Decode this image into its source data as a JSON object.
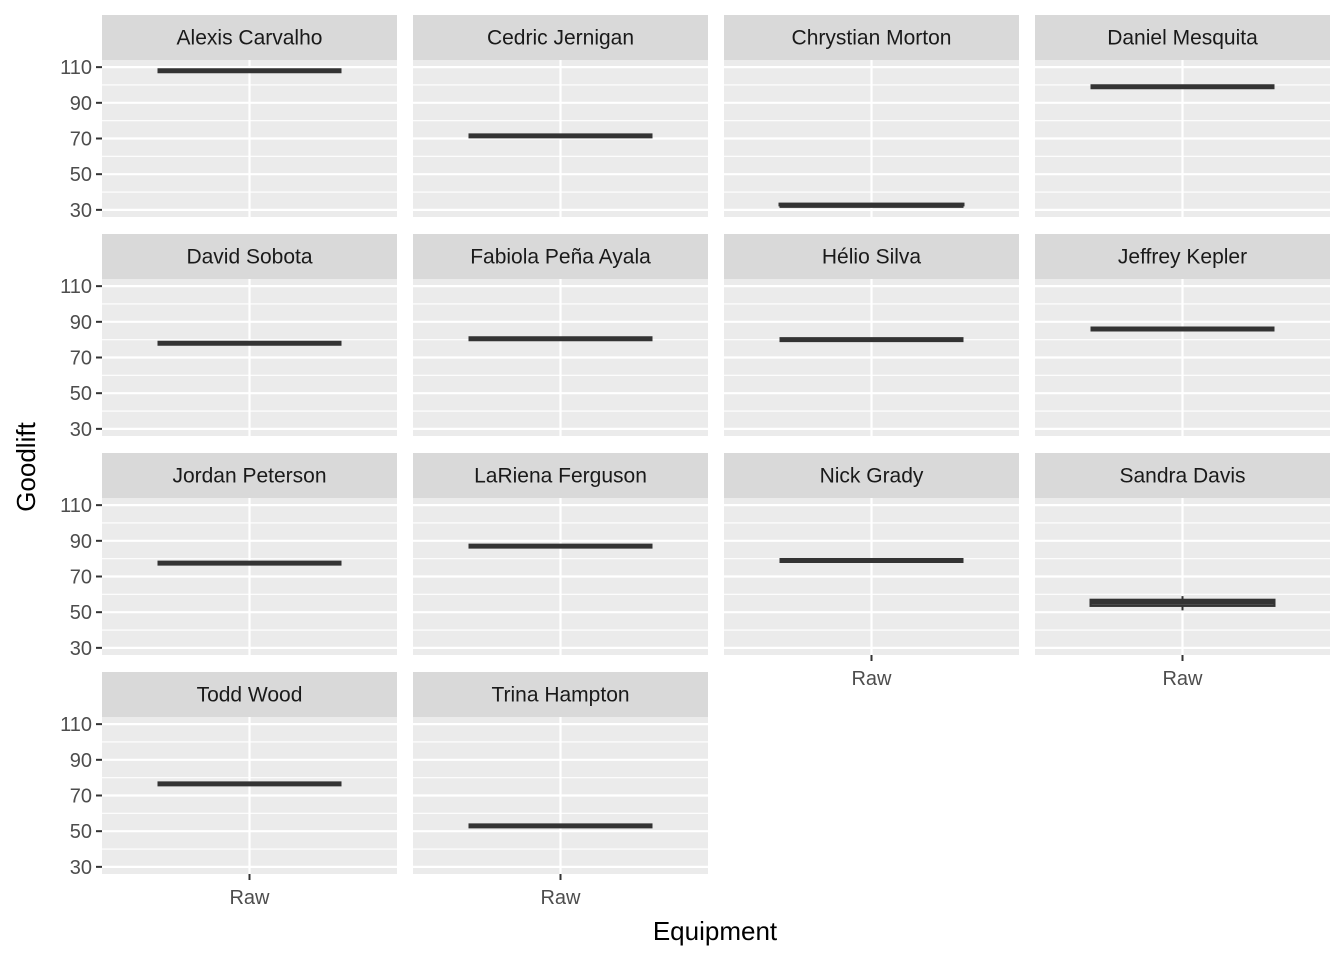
{
  "chart_data": {
    "type": "boxplot",
    "facet_by": "lifter",
    "xlabel": "Equipment",
    "ylabel": "Goodlift",
    "x_categories": [
      "Raw"
    ],
    "y_ticks": [
      30,
      50,
      70,
      90,
      110
    ],
    "ylim": [
      26,
      114
    ],
    "grid": true,
    "facet_layout": {
      "columns": 4,
      "rows": 4
    },
    "colors": {
      "panel_background": "#ebebeb",
      "strip_background": "#d9d9d9",
      "box": "#333333",
      "grid": "#ffffff"
    },
    "panels": [
      {
        "name": "Alexis Carvalho",
        "box": {
          "min": 108,
          "q1": 108,
          "median": 108,
          "q3": 108,
          "max": 108
        }
      },
      {
        "name": "Cedric Jernigan",
        "box": {
          "min": 71.5,
          "q1": 71.5,
          "median": 71.5,
          "q3": 71.5,
          "max": 71.5
        }
      },
      {
        "name": "Chrystian Morton",
        "box": {
          "min": 32.5,
          "q1": 32.5,
          "median": 32.5,
          "q3": 33.5,
          "max": 34
        }
      },
      {
        "name": "Daniel Mesquita",
        "box": {
          "min": 99,
          "q1": 99,
          "median": 99,
          "q3": 99,
          "max": 99
        }
      },
      {
        "name": "David Sobota",
        "box": {
          "min": 78,
          "q1": 78,
          "median": 78,
          "q3": 78,
          "max": 78
        }
      },
      {
        "name": "Fabiola Peña Ayala",
        "box": {
          "min": 80.5,
          "q1": 80.5,
          "median": 80.5,
          "q3": 80.5,
          "max": 80.5
        }
      },
      {
        "name": "Hélio Silva",
        "box": {
          "min": 80,
          "q1": 80,
          "median": 80,
          "q3": 80,
          "max": 80
        }
      },
      {
        "name": "Jeffrey Kepler",
        "box": {
          "min": 86,
          "q1": 86,
          "median": 86,
          "q3": 86,
          "max": 86
        }
      },
      {
        "name": "Jordan Peterson",
        "box": {
          "min": 77.5,
          "q1": 77.5,
          "median": 77.5,
          "q3": 77.5,
          "max": 77.5
        }
      },
      {
        "name": "LaRiena Ferguson",
        "box": {
          "min": 87,
          "q1": 87,
          "median": 87,
          "q3": 87,
          "max": 87
        }
      },
      {
        "name": "Nick Grady",
        "box": {
          "min": 79,
          "q1": 79,
          "median": 79,
          "q3": 79,
          "max": 79
        }
      },
      {
        "name": "Sandra Davis",
        "box": {
          "min": 51,
          "q1": 53.5,
          "median": 55.5,
          "q3": 57,
          "max": 59
        }
      },
      {
        "name": "Todd Wood",
        "box": {
          "min": 76.5,
          "q1": 76.5,
          "median": 76.5,
          "q3": 76.5,
          "max": 76.5
        }
      },
      {
        "name": "Trina Hampton",
        "box": {
          "min": 53,
          "q1": 53,
          "median": 53,
          "q3": 53,
          "max": 53
        }
      }
    ]
  }
}
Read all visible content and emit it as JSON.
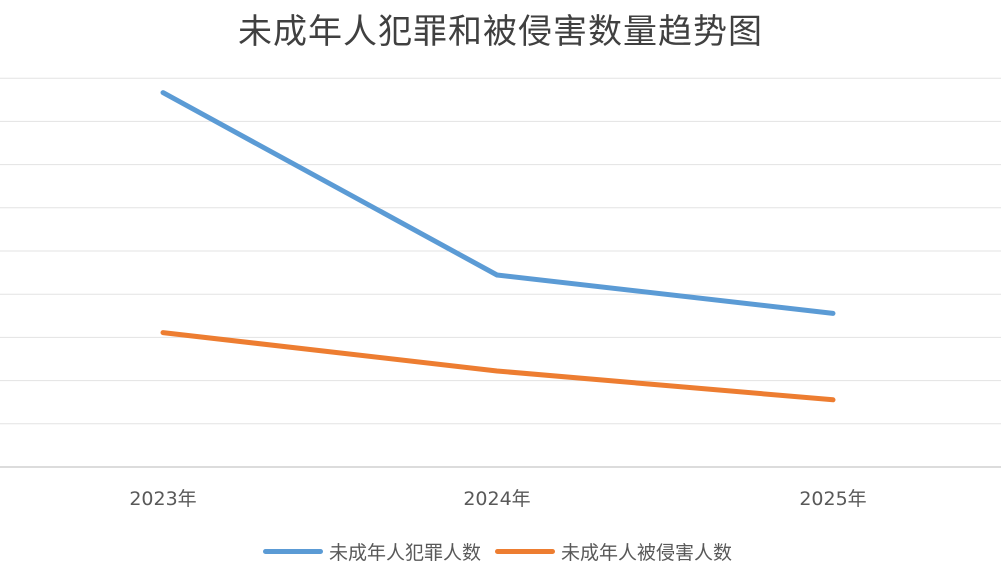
{
  "chart_data": {
    "type": "line",
    "title": "未成年人犯罪和被侵害数量趋势图",
    "xlabel": "",
    "ylabel": "",
    "categories": [
      "2023年",
      "2024年",
      "2025年"
    ],
    "series": [
      {
        "name": "未成年人犯罪人数",
        "values": [
          78,
          40,
          32
        ],
        "color": "#5B9BD5"
      },
      {
        "name": "未成年人被侵害人数",
        "values": [
          28,
          20,
          14
        ],
        "color": "#ED7D31"
      }
    ],
    "ylim": [
      0,
      90
    ],
    "grid": true,
    "legend_position": "bottom",
    "y_tick_labels_visible": false
  }
}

■ TASK INSTRUCTIONS
Quote the full listing above word for word; exclude every picture from the copy.

■ FINISHED TASK
Decode this image into its source data as a JSON object.
{
  "chart_data": {
    "type": "boxplot",
    "facet_by": "lifter",
    "xlabel": "Equipment",
    "ylabel": "Goodlift",
    "x_categories": [
      "Raw"
    ],
    "y_ticks": [
      30,
      50,
      70,
      90,
      110
    ],
    "ylim": [
      26,
      114
    ],
    "grid": true,
    "facet_layout": {
      "columns": 4,
      "rows": 4
    },
    "colors": {
      "panel_background": "#ebebeb",
      "strip_background": "#d9d9d9",
      "box": "#333333",
      "grid": "#ffffff"
    },
    "panels": [
      {
        "name": "Alexis Carvalho",
        "box": {
          "min": 108,
          "q1": 108,
          "median": 108,
          "q3": 108,
          "max": 108
        }
      },
      {
        "name": "Cedric Jernigan",
        "box": {
          "min": 71.5,
          "q1": 71.5,
          "median": 71.5,
          "q3": 71.5,
          "max": 71.5
        }
      },
      {
        "name": "Chrystian Morton",
        "box": {
          "min": 32.5,
          "q1": 32.5,
          "median": 32.5,
          "q3": 33.5,
          "max": 34
        }
      },
      {
        "name": "Daniel Mesquita",
        "box": {
          "min": 99,
          "q1": 99,
          "median": 99,
          "q3": 99,
          "max": 99
        }
      },
      {
        "name": "David Sobota",
        "box": {
          "min": 78,
          "q1": 78,
          "median": 78,
          "q3": 78,
          "max": 78
        }
      },
      {
        "name": "Fabiola Peña Ayala",
        "box": {
          "min": 80.5,
          "q1": 80.5,
          "median": 80.5,
          "q3": 80.5,
          "max": 80.5
        }
      },
      {
        "name": "Hélio Silva",
        "box": {
          "min": 80,
          "q1": 80,
          "median": 80,
          "q3": 80,
          "max": 80
        }
      },
      {
        "name": "Jeffrey Kepler",
        "box": {
          "min": 86,
          "q1": 86,
          "median": 86,
          "q3": 86,
          "max": 86
        }
      },
      {
        "name": "Jordan Peterson",
        "box": {
          "min": 77.5,
          "q1": 77.5,
          "median": 77.5,
          "q3": 77.5,
          "max": 77.5
        }
      },
      {
        "name": "LaRiena Ferguson",
        "box": {
          "min": 87,
          "q1": 87,
          "median": 87,
          "q3": 87,
          "max": 87
        }
      },
      {
        "name": "Nick Grady",
        "box": {
          "min": 79,
          "q1": 79,
          "median": 79,
          "q3": 79,
          "max": 79
        }
      },
      {
        "name": "Sandra Davis",
        "box": {
          "min": 51,
          "q1": 53.5,
          "median": 55.5,
          "q3": 57,
          "max": 59
        }
      },
      {
        "name": "Todd Wood",
        "box": {
          "min": 76.5,
          "q1": 76.5,
          "median": 76.5,
          "q3": 76.5,
          "max": 76.5
        }
      },
      {
        "name": "Trina Hampton",
        "box": {
          "min": 53,
          "q1": 53,
          "median": 53,
          "q3": 53,
          "max": 53
        }
      }
    ]
  }
}
Read all visible content and emit it as JSON.
{
  "chart_data": {
    "type": "line",
    "title": "未成年人犯罪和被侵害数量趋势图",
    "xlabel": "",
    "ylabel": "",
    "categories": [
      "2023年",
      "2024年",
      "2025年"
    ],
    "series": [
      {
        "name": "未成年人犯罪人数",
        "values": [
          78,
          40,
          32
        ],
        "color": "#5B9BD5"
      },
      {
        "name": "未成年人被侵害人数",
        "values": [
          28,
          20,
          14
        ],
        "color": "#ED7D31"
      }
    ],
    "ylim": [
      0,
      90
    ],
    "grid": true,
    "legend_position": "bottom",
    "y_tick_labels_visible": false
  }
}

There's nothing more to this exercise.